/---

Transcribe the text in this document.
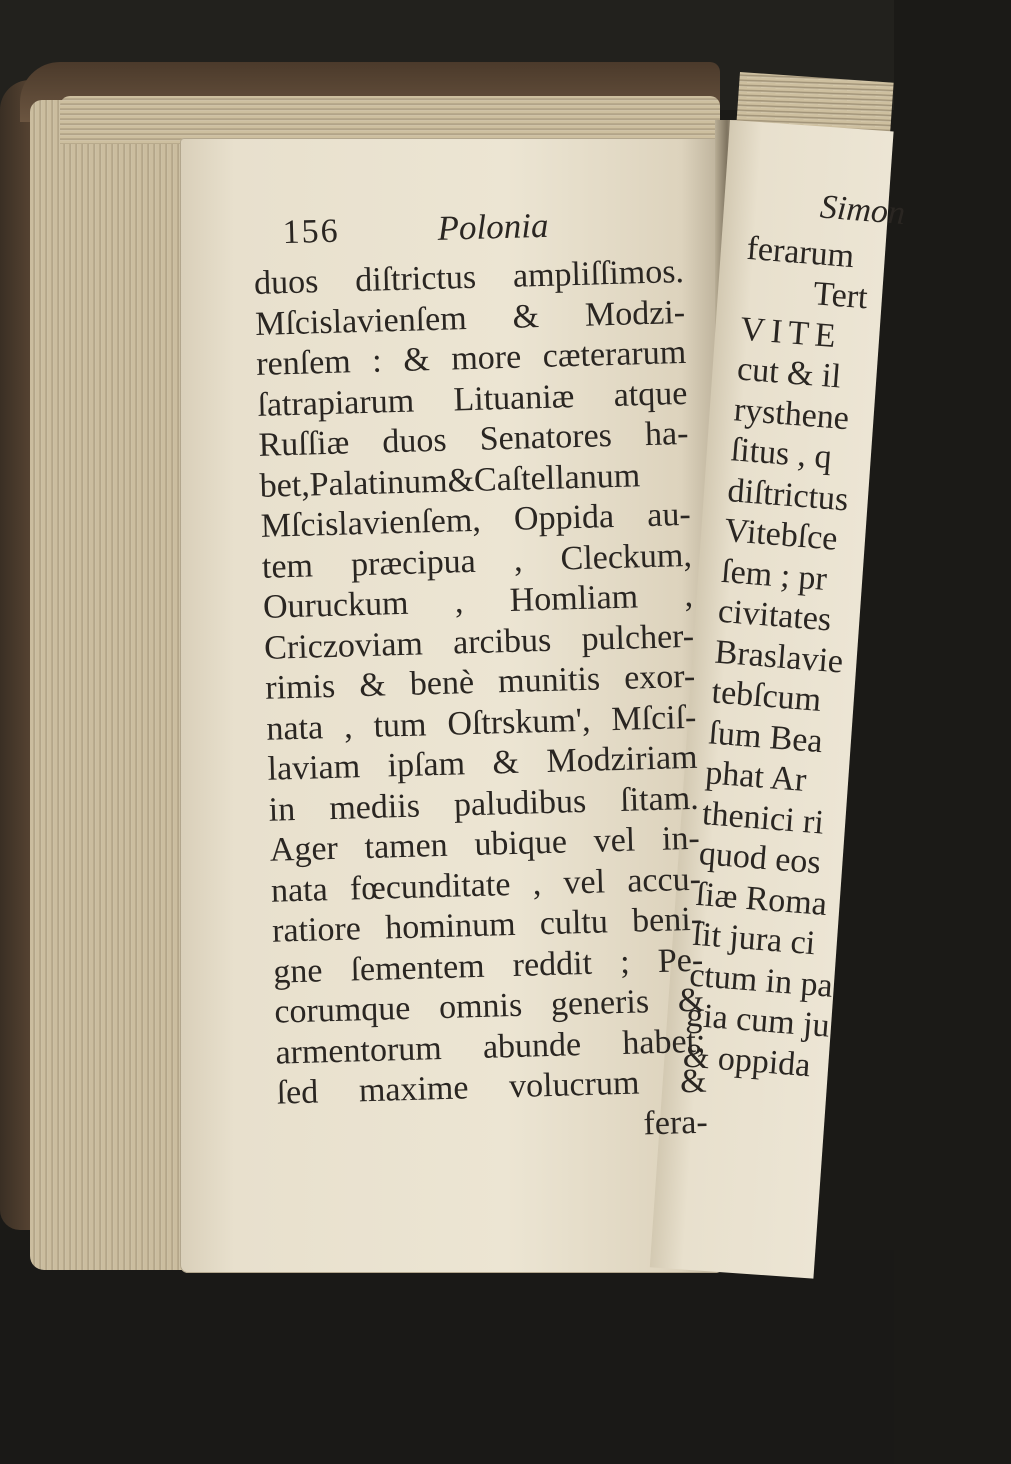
Simon
ferarum
Tert
VITE
cut & il
rysthene
ſitus , q
diſtrictus
Vitebſce
ſem ; pr
civitates
Braslavie
tebſcum
ſum Bea
phat Ar
thenici ri
quod eos
ſiæ Roma
ſit jura ci
ctum in pa
gia cum ju
& oppida
156	Polonia
duos diſtrictus ampliſſimos.
Mſcislavienſem & Modzi-
renſem : & more cæterarum
ſatrapiarum Lituaniæ atque
Ruſſiæ duos Senatores ha-
bet,Palatinum&Caſtellanum
Mſcislavienſem, Oppida au-
tem præcipua , Cleckum,
Ouruckum , Homliam ,
Criczoviam arcibus pulcher-
rimis & benè munitis exor-
nata , tum Oſtrskum', Mſciſ-
laviam ipſam & Modziriam
in mediis paludibus ſitam.
Ager tamen ubique vel in-
nata fœcunditate , vel accu-
ratiore hominum cultu beni-
gne ſementem reddit ; Pe-
corumque omnis generis &
armentorum abunde habet;
ſed maxime volucrum &
fera-
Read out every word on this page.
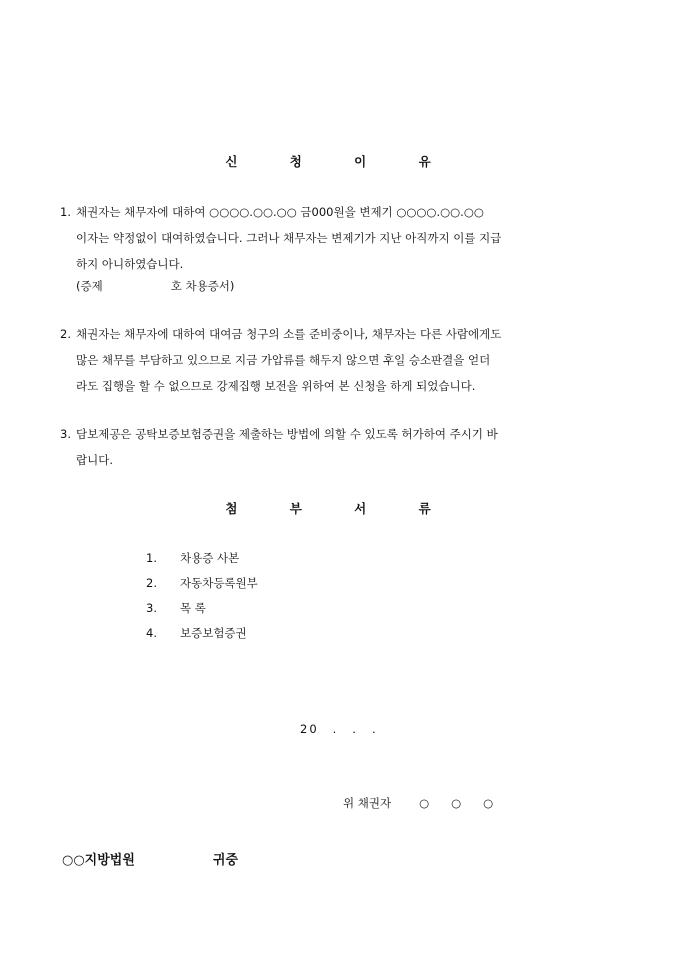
신 청 이 유
1. 채권자는 채무자에 대하여 ○○○○.○○.○○ 금000원을 변제기 ○○○○.○○.○○
이자는 약정없이 대여하였습니다. 그러나 채무자는 변제기가 지난 아직까지 이를 지급
하지 아니하였습니다.
(증제	호 차용증서)
2. 채권자는 채무자에 대하여 대여금 청구의 소를 준비중이나, 채무자는 다른 사람에게도
많은 채무를 부담하고 있으므로 지금 가압류를 해두지 않으면 후일 승소판결을 얻더
라도 집행을 할 수 없으므로 강제집행 보전을 위하여 본 신청을 하게 되었습니다.
3. 담보제공은 공탁보증보험증권을 제출하는 방법에 의할 수 있도록 허가하여 주시기 바
랍니다.
첨 부 서 류
1. 차용증 사본
2. 자동차등록원부
3. 목 록
4. 보증보험증권
20 . . .
위 채권자 ○○○
○○지방법원	귀중
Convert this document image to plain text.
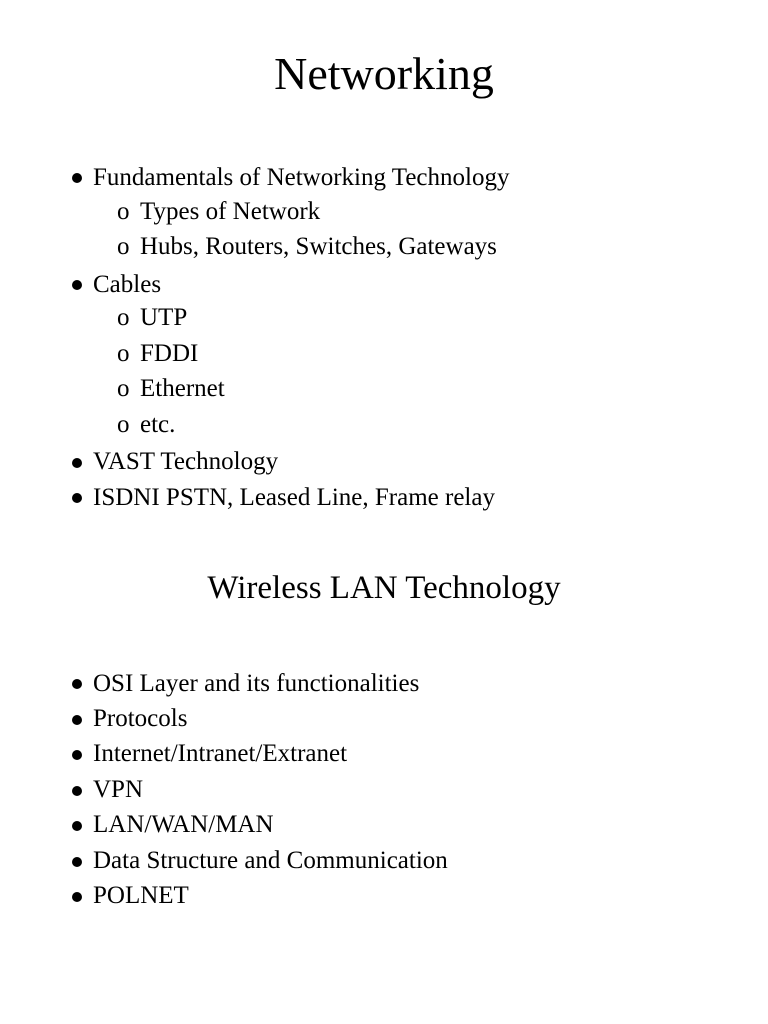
Networking
Fundamentals of Networking Technology
o Types of Network
o Hubs, Routers, Switches, Gateways
Cables
o UTP
o FDDI
o Ethernet
o etc.
VAST Technology
ISDNI PSTN, Leased Line, Frame relay
Wireless LAN Technology
OSI Layer and its functionalities
Protocols
Internet/Intranet/Extranet
VPN
LAN/WAN/MAN
Data Structure and Communication
POLNET
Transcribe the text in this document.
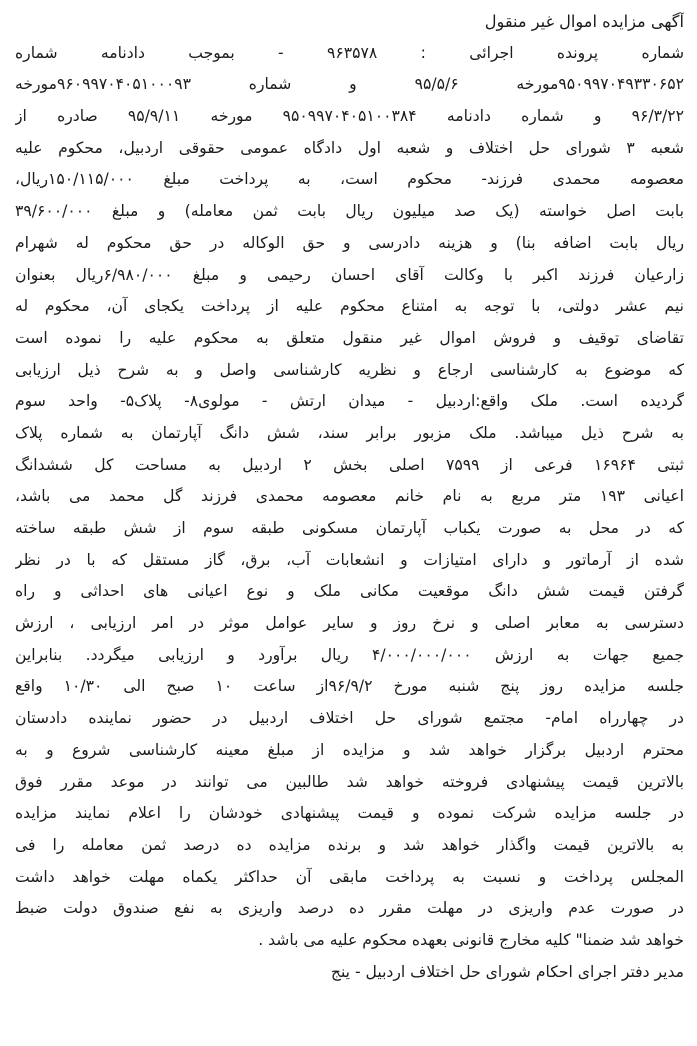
آگهی مزایده اموال غیر منقول
شماره پرونده اجرائی : ۹۶۳۵۷۸ - بموجب دادنامه شماره
۹۵۰۹۹۷۰۴۹۳۳۰۶۵۲مورخه ۹۵/۵/۶ و شماره ۹۶۰۹۹۷۰۴۰۵۱۰۰۰۹۳مورخه
۹۶/۳/۲۲ و شماره دادنامه ۹۵۰۹۹۷۰۴۰۵۱۰۰۳۸۴ مورخه ۹۵/۹/۱۱ صادره از
شعبه ۳ شورای حل اختلاف و شعبه اول دادگاه عمومی حقوقی اردبیل، محکوم علیه
معصومه محمدی فرزند- محکوم است، به پرداخت مبلغ ۱۵۰/۱۱۵/۰۰۰ریال،
بابت اصل خواسته (یک صد میلیون ریال بابت ثمن معامله) و مبلغ ۳۹/۶۰۰/۰۰۰
ریال بابت اضافه بنا) و هزینه دادرسی و حق الوکاله در حق محکوم له شهرام
زارعیان فرزند اکبر با وکالت آقای احسان رحیمی و مبلغ ۶/۹۸۰/۰۰۰ریال بعنوان
نیم عشر دولتی، با توجه به امتناع محکوم علیه از پرداخت یکجای آن، محکوم له
تقاضای توقیف و فروش اموال غیر منقول متعلق به محکوم علیه را نموده است
که موضوع به کارشناسی ارجاع و نظریه کارشناسی واصل و به شرح ذیل ارزیابی
گردیده است. ملک واقع:اردبیل - میدان ارتش - مولوی۸- پلاک۵- واحد سوم
به شرح ذیل میباشد. ملک مزبور برابر سند، شش دانگ آپارتمان به شماره پلاک
ثبتی ۱۶۹۶۴ فرعی از ۷۵۹۹ اصلی بخش ۲ اردبیل به مساحت کل ششدانگ
اعیانی ۱۹۳ متر مربع به نام خانم معصومه محمدی فرزند گل محمد می باشد،
که در محل به صورت یکباب آپارتمان مسکونی طبقه سوم از شش طبقه ساخته
شده از آرماتور و دارای امتیازات و انشعابات آب، برق، گاز مستقل که با در نظر
گرفتن قیمت شش دانگ موقعیت مکانی ملک و نوع اعیانی های احداثی و راه
دسترسی به معابر اصلی و نرخ روز و سایر عوامل موثر در امر ارزیابی ، ارزش
جمیع جهات به ارزش ۴/۰۰۰/۰۰۰/۰۰۰ ریال برآورد و ارزیابی میگردد. بنابراین
جلسه مزایده روز پنج شنبه مورخ ۹۶/۹/۲از ساعت ۱۰ صبح الی ۱۰/۳۰ واقع
در چهارراه امام- مجتمع شورای حل اختلاف اردبیل در حضور نماینده دادستان
محترم اردبیل برگزار خواهد شد و مزایده از مبلغ معینه کارشناسی شروع و به
بالاترین قیمت پیشنهادی فروخته خواهد شد طالبین می توانند در موعد مقرر فوق
در جلسه مزایده شرکت نموده و قیمت پیشنهادی خودشان را اعلام نمایند مزایده
به بالاترین قیمت واگذار خواهد شد و برنده مزایده ده درصد ثمن معامله را فی
المجلس پرداخت و نسبت به پرداخت مابقی آن حداکثر یکماه مهلت خواهد داشت
در صورت عدم واریزی در مهلت مقرر ده درصد واریزی به نفع صندوق دولت ضبط
خواهد شد ضمنا" کلیه مخارج قانونی بعهده محکوم علیه می باشد .
مدیر دفتر اجرای احکام شورای حل اختلاف اردبیل - ینج
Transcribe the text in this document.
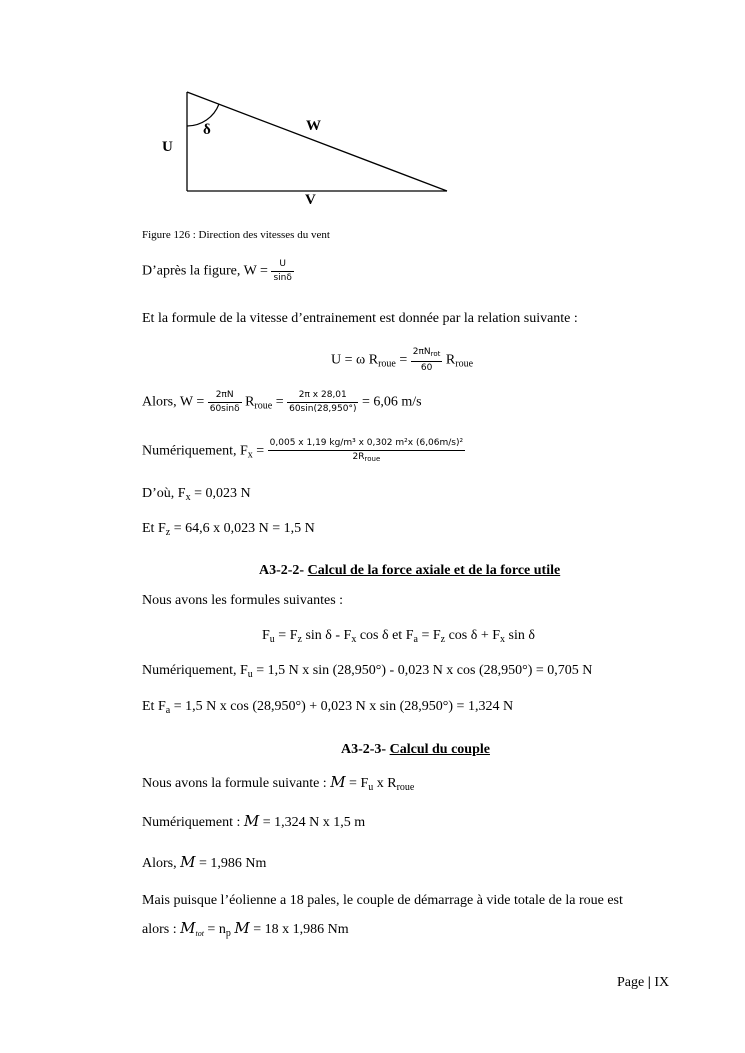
δ	W
U
V
Figure 126 : Direction des vitesses du vent
D’après la figure, $W = \frac{U}{\sin\delta}$
Et la formule de la vitesse d’entrainement est donnée par la relation suivante :
U = ω $R_{roue} = \frac{2\pi N_{rot}}{60} R_{roue}$
Alors, $W = \frac{2\pi N}{60\sin\delta} R_{roue} = \frac{\text{2π x 28,01}}{60\sin(28,950^\circ)} = 6,06$ m/s
Numériquement, $F_x = \frac{\text{0,005 x 1,19 kg/m³ x 0,302 m²x (6,06m/s)²}}{2R_{roue}}$
D’où, $F_x = 0,023$ N
Et $F_z = 64,6$ x 0,023 N = 1,5 N
A3-2-2- Calcul de la force axiale et de la force utile
Nous avons les formules suivantes :
$F_u = F_z$ sin δ - $F_x$ cos δ et $F_a = F_z$ $\cos \delta + F_x$ sin δ
Numériquement, $F_u = 1,5$ N x sin (28,950°) - 0,023 N x cos (28,950°) = 0,705 N
Et $F_a = 1,5$ N x cos (28,950°) + 0,023 N x sin (28,950°) = 1,324 N
A3-2-3- Calcul du couple
Nous avons la formule suivante : $M = F_u$ x $R_{roue}$
Numériquement : M = 1,324 N x 1,5 m
Alors, M = 1,986 Nm
Mais puisque l’éolienne a 18 pales, le couple de démarrage à vide totale de la roue est
alors : $M_{tot} = n_p$ M = 18 x 1,986 Nm
Page | IX
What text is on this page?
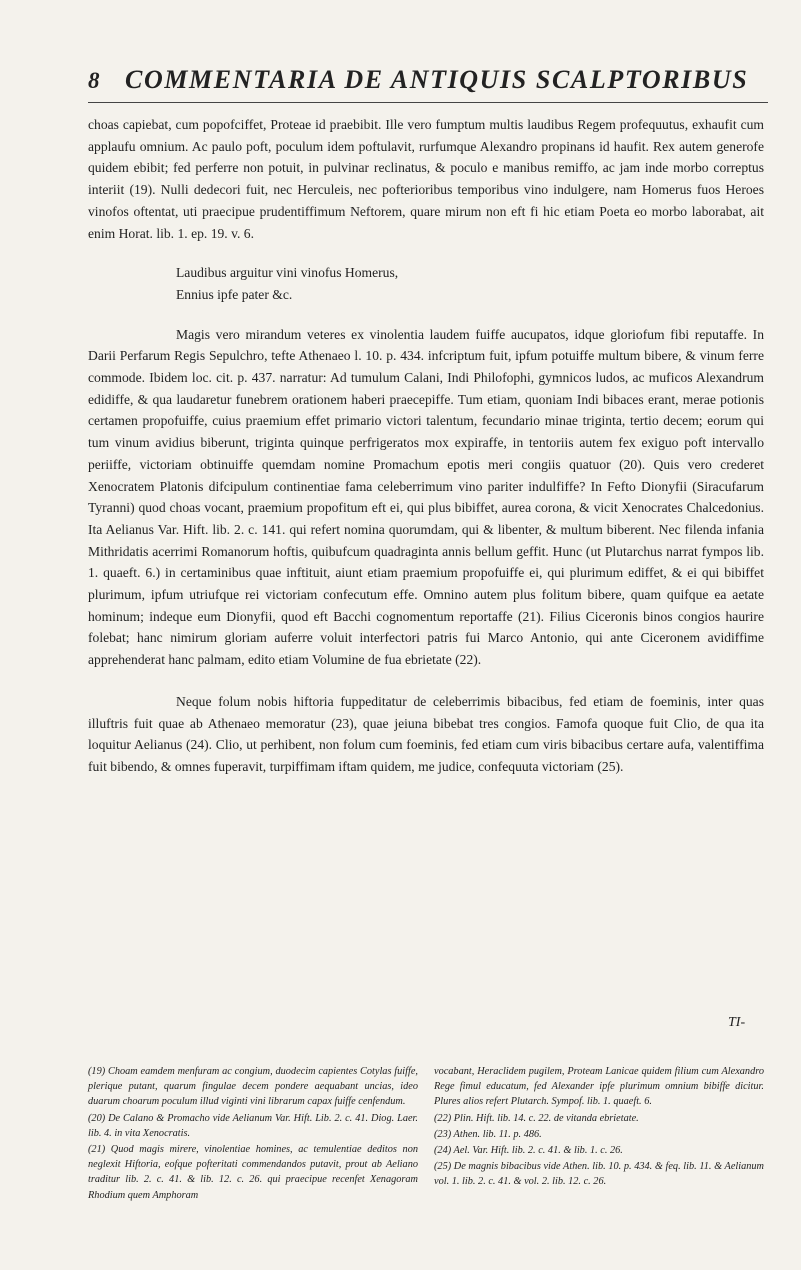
8 COMMENTARIA DE ANTIQUIS SCALPTORIBUS

choas capiebat, cum popofciffet, Proteae id praebibit. Ille vero fumptum multis laudibus Regem profequutus, exhaufit cum applaufu omnium. Ac paulo poft, poculum idem poftulavit, rurfumque Alexandro propinans id haufit. Rex autem generofe quidem ebibit; fed perferre non potuit, in pulvinar reclinatus, & poculo e manibus remiffo, ac jam inde morbo correptus interiit (19). Nulli dedecori fuit, nec Herculeis, nec pofterioribus temporibus vino indulgere, nam Homerus fuos Heroes vinofos oftentat, uti praecipue prudentiffimum Neftorem, quare mirum non eft fi hic etiam Poeta eo morbo laborabat, ait enim Horat. lib. 1. ep. 19. v. 6.

Laudibus arguitur vini vinofus Homerus,

Ennius ipfe pater &c.

Magis vero mirandum veteres ex vinolentia laudem fuiffe aucupatos, idque gloriofum fibi reputaffe. In Darii Perfarum Regis Sepulchro, tefte Athenaeo l. 10. p. 434. infcriptum fuit, ipfum potuiffe multum bibere, & vinum ferre commode. Ibidem loc. cit. p. 437. narratur: Ad tumulum Calani, Indi Philofophi, gymnicos ludos, ac muficos Alexandrum edidiffe, & qua laudaretur funebrem orationem haberi praecepiffe. Tum etiam, quoniam Indi bibaces erant, merae potionis certamen propofuiffe, cuius praemium effet primario victori talentum, fecundario minae triginta, tertio decem; eorum qui tum vinum avidius biberunt, triginta quinque perfrigeratos mox expiraffe, in tentoriis autem fex exiguo poft intervallo periiffe, victoriam obtinuiffe quemdam nomine Promachum epotis meri congiis quatuor (20). Quis vero crederet Xenocratem Platonis difcipulum continentiae fama celeberrimum vino pariter indulfiffe? In Fefto Dionyfii (Siracufarum Tyranni) quod choas vocant, praemium propofitum eft ei, qui plus bibiffet, aurea corona, & vicit Xenocrates Chalcedonius. Ita Aelianus Var. Hift. lib. 2. c. 141. qui refert nomina quorumdam, qui & libenter, & multum biberent. Nec filenda infania Mithridatis acerrimi Romanorum hoftis, quibufcum quadraginta annis bellum geffit. Hunc (ut Plutarchus narrat fympos lib. 1. quaeft. 6.) in certaminibus quae inftituit, aiunt etiam praemium propofuiffe ei, qui plurimum ediffet, & ei qui bibiffet plurimum, ipfum utriufque rei victoriam confecutum effe. Omnino autem plus folitum bibere, quam quifque ea aetate hominum; indeque eum Dionyfii, quod eft Bacchi cognomentum reportaffe (21). Filius Ciceronis binos congios haurire folebat; hanc nimirum gloriam auferre voluit interfectori patris fui Marco Antonio, qui ante Ciceronem avidiffime apprehenderat hanc palmam, edito etiam Volumine de fua ebrietate (22).

Neque folum nobis hiftoria fuppeditatur de celeberrimis bibacibus, fed etiam de foeminis, inter quas illuftris fuit quae ab Athenaeo memoratur (23), quae jeiuna bibebat tres congios. Famofa quoque fuit Clio, de qua ita loquitur Aelianus (24). Clio, ut perhibent, non folum cum foeminis, fed etiam cum viris bibacibus certare aufa, valentiffima fuit bibendo, & omnes fuperavit, turpiffimam iftam quidem, me judice, confequuta victoriam (25).

TI-

(19) Choam eamdem menfuram ac congium, duodecim capientes Cotylas fuiffe, plerique putant, quarum fingulae decem pondere aequabant uncias, ideo duarum choarum poculum illud viginti vini librarum capax fuiffe cenfendum.

(20) De Calano & Promacho vide Aelianum Var. Hift. Lib. 2. c. 41. Diog. Laer. lib. 4. in vita Xenocratis.

(21) Quod magis mirere, vinolentiae homines, ac temulentiae deditos non neglexit Hiftoria, eofque pofteritati commendandos putavit, prout ab Aeliano traditur lib. 2. c. 41. & lib. 12. c. 26. qui praecipue recenfet Xenagoram Rhodium quem Amphoram

vocabant, Heraclidem pugilem, Proteam Lanicae quidem filium cum Alexandro Rege fimul educatum, fed Alexander ipfe plurimum omnium bibiffe dicitur. Plures alios refert Plutarch. Sympof. lib. 1. quaeft. 6.

(22) Plin. Hift. lib. 14. c. 22. de vitanda ebrietate.

(23) Athen. lib. 11. p. 486.

(24) Ael. Var. Hift. lib. 2. c. 41. & lib. 1. c. 26.

(25) De magnis bibacibus vide Athen. lib. 10. p. 434. & feq. lib. 11. & Aelianum vol. 1. lib. 2. c. 41. & vol. 2. lib. 12. c. 26.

\---

Exercise
Working from the listing above, pick out every line that has "avons" and copy it.

Exercise answer
Nous avons les formules suivantes :
Nous avons la formule suivante : $M = F_u$ x $R_{roue}$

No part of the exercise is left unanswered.